***** Input for this task

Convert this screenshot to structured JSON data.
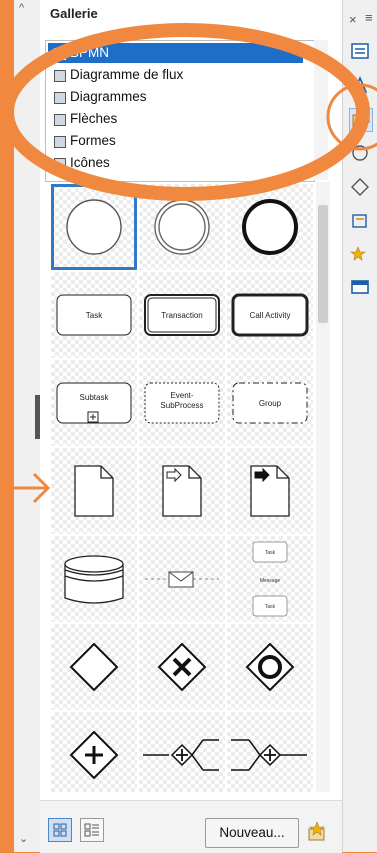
{
  "panel": {
    "title": "Gallerie",
    "categories": [
      {
        "label": "BPMN",
        "selected": true
      },
      {
        "label": "Diagramme de flux"
      },
      {
        "label": "Diagrammes"
      },
      {
        "label": "Flèches"
      },
      {
        "label": "Formes"
      },
      {
        "label": "Icônes"
      }
    ]
  },
  "shapes": [
    {
      "name": "start-event-icon"
    },
    {
      "name": "intermediate-event-icon"
    },
    {
      "name": "end-event-icon"
    },
    {
      "name": "task-shape",
      "label": "Task"
    },
    {
      "name": "transaction-shape",
      "label": "Transaction"
    },
    {
      "name": "call-activity-shape",
      "label": "Call Activity"
    },
    {
      "name": "subtask-shape",
      "label": "Subtask"
    },
    {
      "name": "event-subprocess-shape",
      "label": "Event-\nSubProcess"
    },
    {
      "name": "group-shape",
      "label": "Group"
    },
    {
      "name": "data-object-icon"
    },
    {
      "name": "data-input-icon"
    },
    {
      "name": "data-output-icon"
    },
    {
      "name": "data-store-icon"
    },
    {
      "name": "message-flow-icon"
    },
    {
      "name": "choreography-icon",
      "labels": [
        "Task",
        "Message",
        "Task"
      ]
    },
    {
      "name": "gateway-icon"
    },
    {
      "name": "exclusive-gateway-icon"
    },
    {
      "name": "inclusive-gateway-icon"
    },
    {
      "name": "parallel-gateway-icon"
    },
    {
      "name": "parallel-split-icon"
    },
    {
      "name": "parallel-fork-icon"
    }
  ],
  "toolbar": {
    "new_label": "Nouveau..."
  },
  "colors": {
    "accent": "#1e6ec8",
    "annotation": "#f1883f"
  }
}
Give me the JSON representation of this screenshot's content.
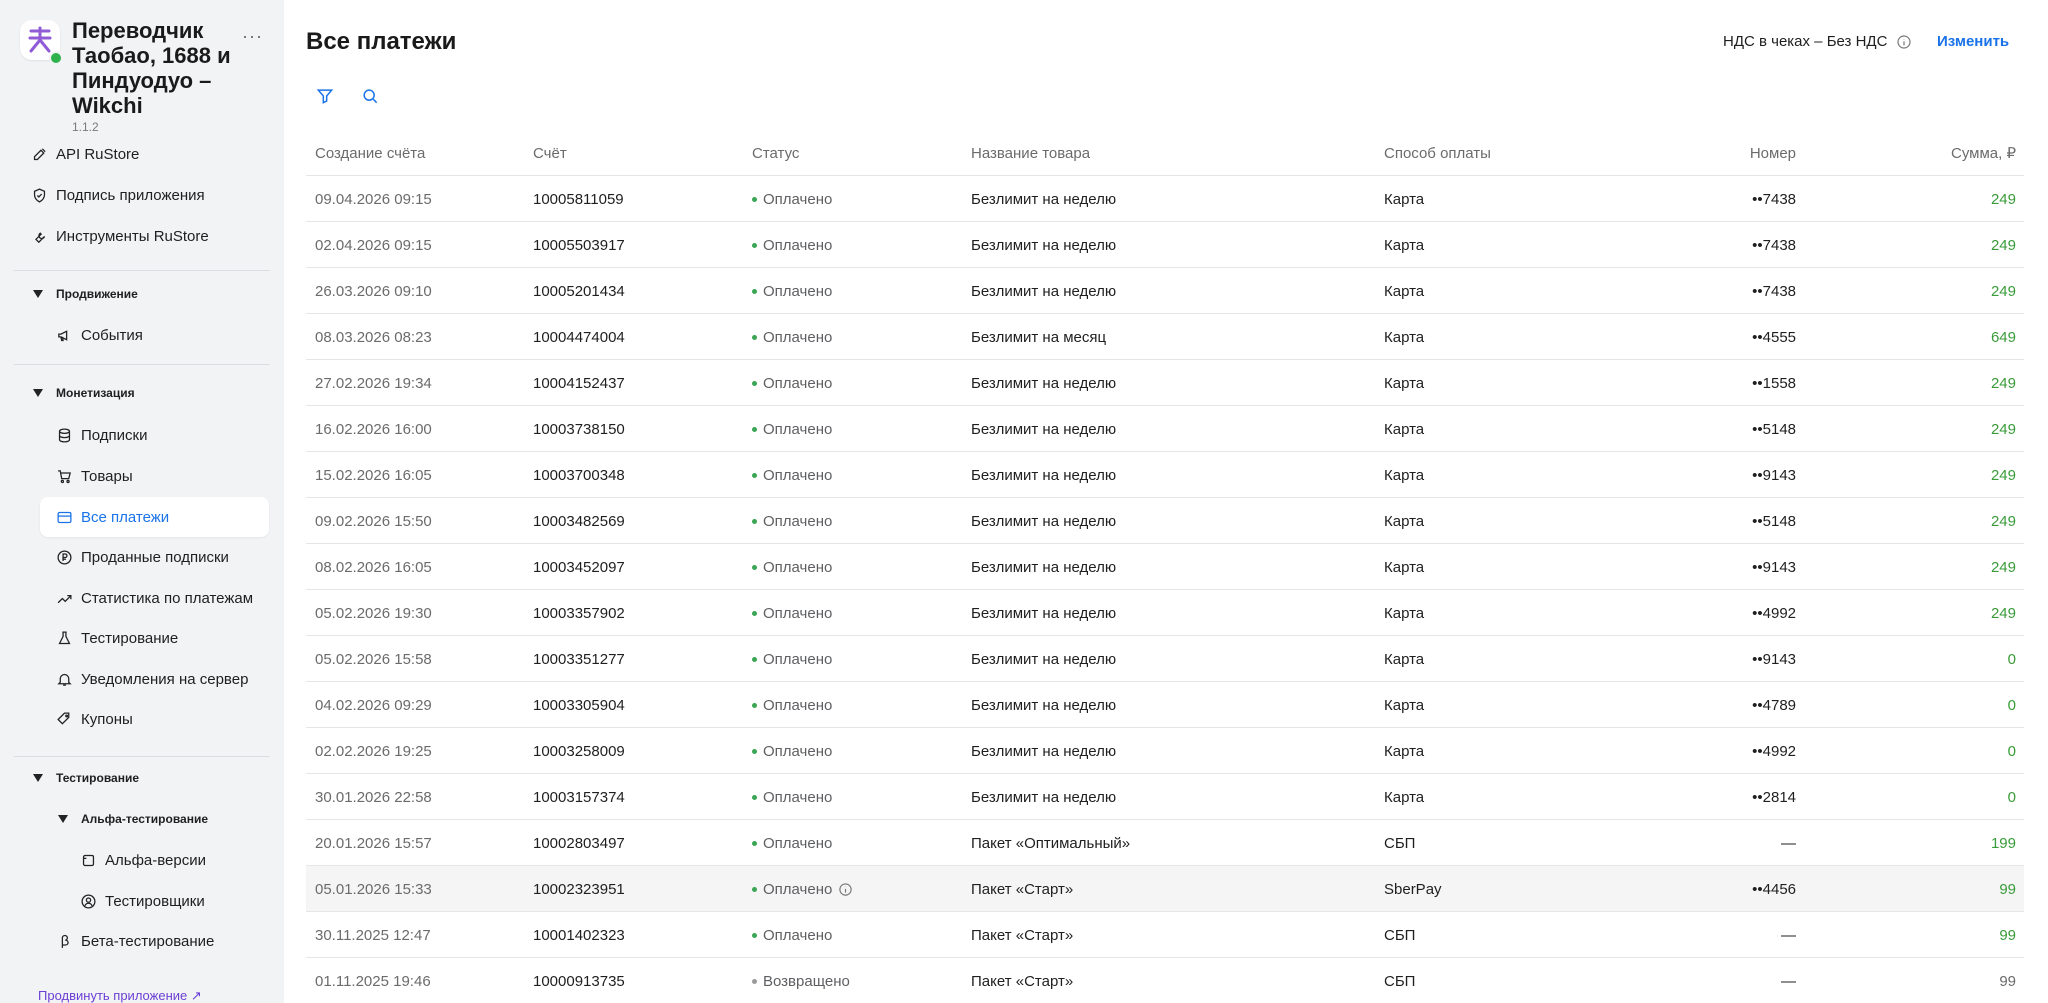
{
  "app": {
    "name": "Переводчик Таобао, 1688 и Пиндуодуо – Wikchi",
    "version": "1.1.2",
    "more": "···",
    "logo_glyph": "天",
    "logo_color": "#8f5bd6",
    "online_color": "#2fb14e"
  },
  "sidebar": {
    "top_items": [
      {
        "label": "API RuStore",
        "icon": "tool-icon"
      },
      {
        "label": "Подпись приложения",
        "icon": "shield-icon"
      },
      {
        "label": "Инструменты RuStore",
        "icon": "wrench-icon"
      }
    ],
    "sections": {
      "promotion": {
        "title": "Продвижение",
        "items": [
          {
            "label": "События",
            "icon": "megaphone-icon"
          }
        ]
      },
      "monetization": {
        "title": "Монетизация",
        "items": [
          {
            "label": "Подписки",
            "icon": "database-icon"
          },
          {
            "label": "Товары",
            "icon": "cart-icon"
          },
          {
            "label": "Все платежи",
            "icon": "card-icon",
            "active": true
          },
          {
            "label": "Проданные подписки",
            "icon": "ruble-icon"
          },
          {
            "label": "Статистика по платежам",
            "icon": "chart-icon"
          },
          {
            "label": "Тестирование",
            "icon": "flask-icon"
          },
          {
            "label": "Уведомления на сервер",
            "icon": "bell-icon"
          },
          {
            "label": "Купоны",
            "icon": "tag-icon"
          }
        ]
      },
      "testing": {
        "title": "Тестирование",
        "alpha": {
          "title": "Альфа-тестирование",
          "items": [
            {
              "label": "Альфа-версии",
              "icon": "version-icon"
            },
            {
              "label": "Тестировщики",
              "icon": "user-icon"
            }
          ]
        },
        "beta": {
          "label": "Бета-тестирование",
          "icon": "beta-icon"
        }
      }
    },
    "promote_link": "Продвинуть приложение ↗",
    "active_color": "#1a73e8"
  },
  "header": {
    "title": "Все платежи",
    "vat_label": "НДС в чеках – Без НДС",
    "change_label": "Изменить"
  },
  "table": {
    "columns": {
      "date": "Создание счёта",
      "invoice": "Счёт",
      "status": "Статус",
      "product": "Название товара",
      "payment": "Способ оплаты",
      "number": "Номер",
      "sum": "Сумма, ₽"
    },
    "rows": [
      {
        "date": "09.04.2026 09:15",
        "invoice": "10005811059",
        "status": "Оплачено",
        "product": "Безлимит на неделю",
        "payment": "Карта",
        "number": "••7438",
        "sum": "249"
      },
      {
        "date": "02.04.2026 09:15",
        "invoice": "10005503917",
        "status": "Оплачено",
        "product": "Безлимит на неделю",
        "payment": "Карта",
        "number": "••7438",
        "sum": "249"
      },
      {
        "date": "26.03.2026 09:10",
        "invoice": "10005201434",
        "status": "Оплачено",
        "product": "Безлимит на неделю",
        "payment": "Карта",
        "number": "••7438",
        "sum": "249"
      },
      {
        "date": "08.03.2026 08:23",
        "invoice": "10004474004",
        "status": "Оплачено",
        "product": "Безлимит на месяц",
        "payment": "Карта",
        "number": "••4555",
        "sum": "649"
      },
      {
        "date": "27.02.2026 19:34",
        "invoice": "10004152437",
        "status": "Оплачено",
        "product": "Безлимит на неделю",
        "payment": "Карта",
        "number": "••1558",
        "sum": "249"
      },
      {
        "date": "16.02.2026 16:00",
        "invoice": "10003738150",
        "status": "Оплачено",
        "product": "Безлимит на неделю",
        "payment": "Карта",
        "number": "••5148",
        "sum": "249"
      },
      {
        "date": "15.02.2026 16:05",
        "invoice": "10003700348",
        "status": "Оплачено",
        "product": "Безлимит на неделю",
        "payment": "Карта",
        "number": "••9143",
        "sum": "249"
      },
      {
        "date": "09.02.2026 15:50",
        "invoice": "10003482569",
        "status": "Оплачено",
        "product": "Безлимит на неделю",
        "payment": "Карта",
        "number": "••5148",
        "sum": "249"
      },
      {
        "date": "08.02.2026 16:05",
        "invoice": "10003452097",
        "status": "Оплачено",
        "product": "Безлимит на неделю",
        "payment": "Карта",
        "number": "••9143",
        "sum": "249"
      },
      {
        "date": "05.02.2026 19:30",
        "invoice": "10003357902",
        "status": "Оплачено",
        "product": "Безлимит на неделю",
        "payment": "Карта",
        "number": "••4992",
        "sum": "249"
      },
      {
        "date": "05.02.2026 15:58",
        "invoice": "10003351277",
        "status": "Оплачено",
        "product": "Безлимит на неделю",
        "payment": "Карта",
        "number": "••9143",
        "sum": "0"
      },
      {
        "date": "04.02.2026 09:29",
        "invoice": "10003305904",
        "status": "Оплачено",
        "product": "Безлимит на неделю",
        "payment": "Карта",
        "number": "••4789",
        "sum": "0"
      },
      {
        "date": "02.02.2026 19:25",
        "invoice": "10003258009",
        "status": "Оплачено",
        "product": "Безлимит на неделю",
        "payment": "Карта",
        "number": "••4992",
        "sum": "0"
      },
      {
        "date": "30.01.2026 22:58",
        "invoice": "10003157374",
        "status": "Оплачено",
        "product": "Безлимит на неделю",
        "payment": "Карта",
        "number": "••2814",
        "sum": "0"
      },
      {
        "date": "20.01.2026 15:57",
        "invoice": "10002803497",
        "status": "Оплачено",
        "product": "Пакет «Оптимальный»",
        "payment": "СБП",
        "number": "—",
        "sum": "199"
      },
      {
        "date": "05.01.2026 15:33",
        "invoice": "10002323951",
        "status": "Оплачено",
        "product": "Пакет «Старт»",
        "payment": "SberPay",
        "number": "••4456",
        "sum": "99",
        "info": true,
        "hover": true
      },
      {
        "date": "30.11.2025 12:47",
        "invoice": "10001402323",
        "status": "Оплачено",
        "product": "Пакет «Старт»",
        "payment": "СБП",
        "number": "—",
        "sum": "99"
      },
      {
        "date": "01.11.2025 19:46",
        "invoice": "10000913735",
        "status": "Возвращено",
        "product": "Пакет «Старт»",
        "payment": "СБП",
        "number": "—",
        "sum": "99",
        "refunded": true
      }
    ]
  },
  "colors": {
    "paid": "#3aa655",
    "refunded": "#9a9a9a",
    "sum_positive": "#3a9b3a",
    "link": "#1a73e8"
  }
}
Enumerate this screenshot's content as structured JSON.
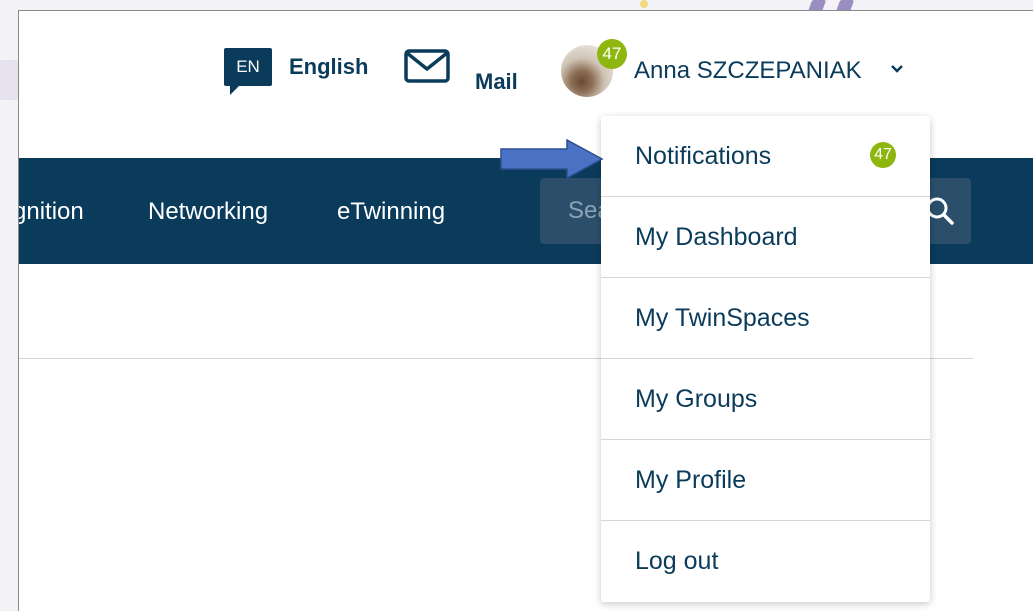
{
  "header": {
    "language": {
      "code": "EN",
      "label": "English"
    },
    "mail_label": "Mail",
    "user": {
      "name": "Anna SZCZEPANIAK",
      "notification_count": "47"
    }
  },
  "nav": {
    "items": [
      "gnition",
      "Networking",
      "eTwinning"
    ],
    "search_placeholder": "Search"
  },
  "dropdown": {
    "items": [
      {
        "label": "Notifications",
        "badge": "47"
      },
      {
        "label": "My Dashboard"
      },
      {
        "label": "My TwinSpaces"
      },
      {
        "label": "My Groups"
      },
      {
        "label": "My Profile"
      },
      {
        "label": "Log out"
      }
    ]
  },
  "colors": {
    "brand_navy": "#0a3b5a",
    "badge_green": "#8db60e",
    "annotation_arrow": "#4a72c4"
  },
  "icons": [
    "envelope-icon",
    "chevron-down-icon",
    "search-icon",
    "annotation-arrow"
  ]
}
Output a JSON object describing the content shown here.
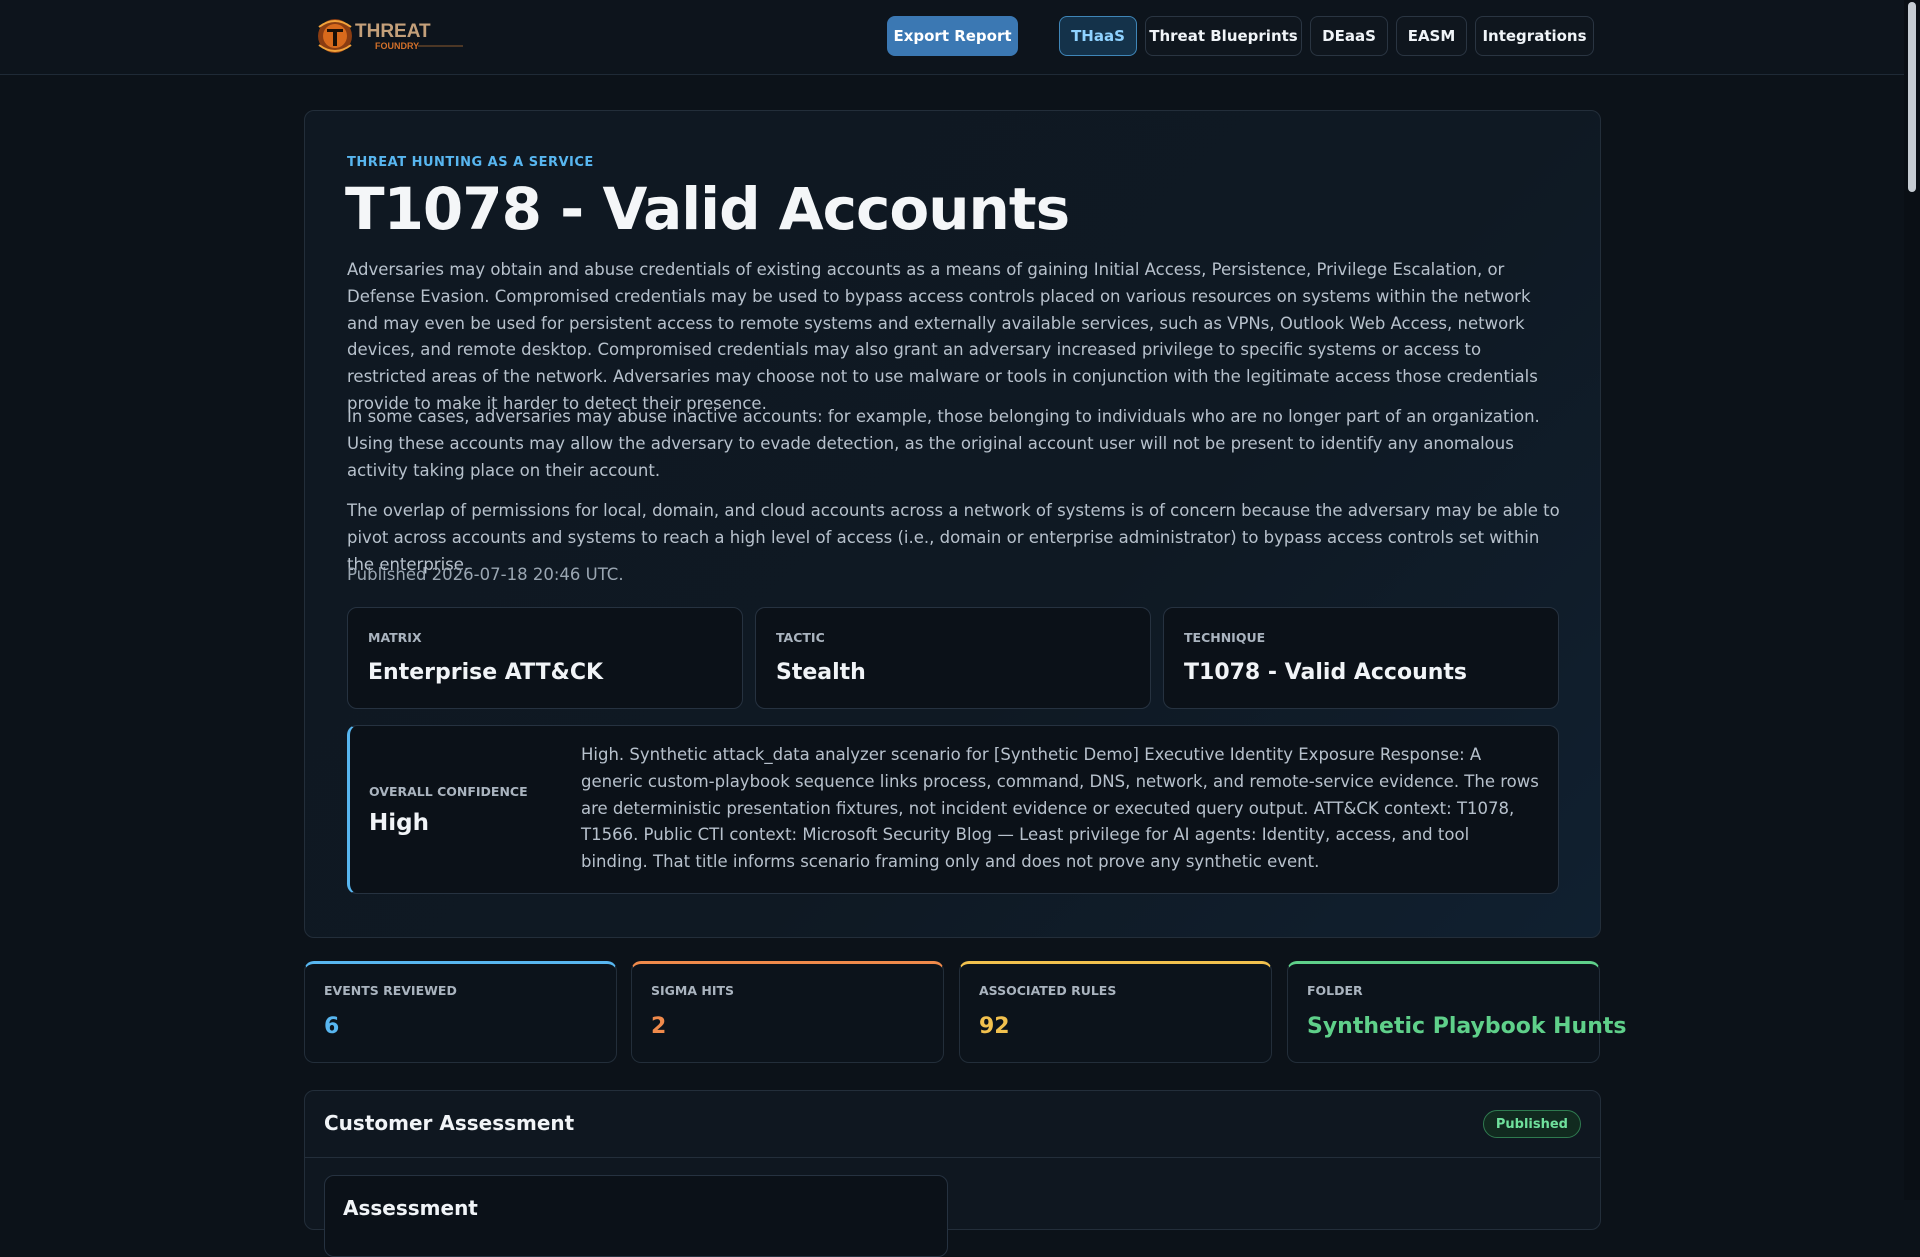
{
  "nav": {
    "logo_alt": "THREAT FOUNDRY",
    "export_label": "Export Report",
    "tabs": [
      {
        "label": "THaaS",
        "active": true
      },
      {
        "label": "Threat Blueprints",
        "active": false
      },
      {
        "label": "DEaaS",
        "active": false
      },
      {
        "label": "EASM",
        "active": false
      },
      {
        "label": "Integrations",
        "active": false
      }
    ]
  },
  "hero": {
    "eyebrow": "THREAT HUNTING AS A SERVICE",
    "title": "T1078 - Valid Accounts",
    "paragraphs": [
      "Adversaries may obtain and abuse credentials of existing accounts as a means of gaining Initial Access, Persistence, Privilege Escalation, or Defense Evasion. Compromised credentials may be used to bypass access controls placed on various resources on systems within the network and may even be used for persistent access to remote systems and externally available services, such as VPNs, Outlook Web Access, network devices, and remote desktop. Compromised credentials may also grant an adversary increased privilege to specific systems or access to restricted areas of the network. Adversaries may choose not to use malware or tools in conjunction with the legitimate access those credentials provide to make it harder to detect their presence.",
      "In some cases, adversaries may abuse inactive accounts: for example, those belonging to individuals who are no longer part of an organization. Using these accounts may allow the adversary to evade detection, as the original account user will not be present to identify any anomalous activity taking place on their account.",
      "The overlap of permissions for local, domain, and cloud accounts across a network of systems is of concern because the adversary may be able to pivot across accounts and systems to reach a high level of access (i.e., domain or enterprise administrator) to bypass access controls set within the enterprise."
    ],
    "published": "Published 2026-07-18 20:46 UTC."
  },
  "info_cards": [
    {
      "label": "MATRIX",
      "value": "Enterprise ATT&CK"
    },
    {
      "label": "TACTIC",
      "value": "Stealth"
    },
    {
      "label": "TECHNIQUE",
      "value": "T1078 - Valid Accounts"
    }
  ],
  "confidence": {
    "label": "OVERALL CONFIDENCE",
    "value": "High",
    "description": "High. Synthetic attack_data analyzer scenario for [Synthetic Demo] Executive Identity Exposure Response: A generic custom-playbook sequence links process, command, DNS, network, and remote-service evidence. The rows are deterministic presentation fixtures, not incident evidence or executed query output. ATT&CK context: T1078, T1566. Public CTI context: Microsoft Security Blog — Least privilege for AI agents: Identity, access, and tool binding. That title informs scenario framing only and does not prove any synthetic event."
  },
  "stats": [
    {
      "label": "EVENTS REVIEWED",
      "value": "6",
      "color": "#58b6f0"
    },
    {
      "label": "SIGMA HITS",
      "value": "2",
      "color": "#f08a4b"
    },
    {
      "label": "ASSOCIATED RULES",
      "value": "92",
      "color": "#f2c14e"
    },
    {
      "label": "FOLDER",
      "value": "Synthetic Playbook Hunts",
      "color": "#5fd08a"
    }
  ],
  "assessment": {
    "title": "Customer Assessment",
    "badge": "Published",
    "card_title": "Assessment"
  }
}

**********

**To be done**
Show the lines of the data that hold the word "JSON".

**Solution to the exercise**
Convert this screenshot to structured JSON data.
Give me the JSON representation of this screenshot's content.
Enumerate this screenshot's content as structured JSON.
Output a JSON object describing the content shown here.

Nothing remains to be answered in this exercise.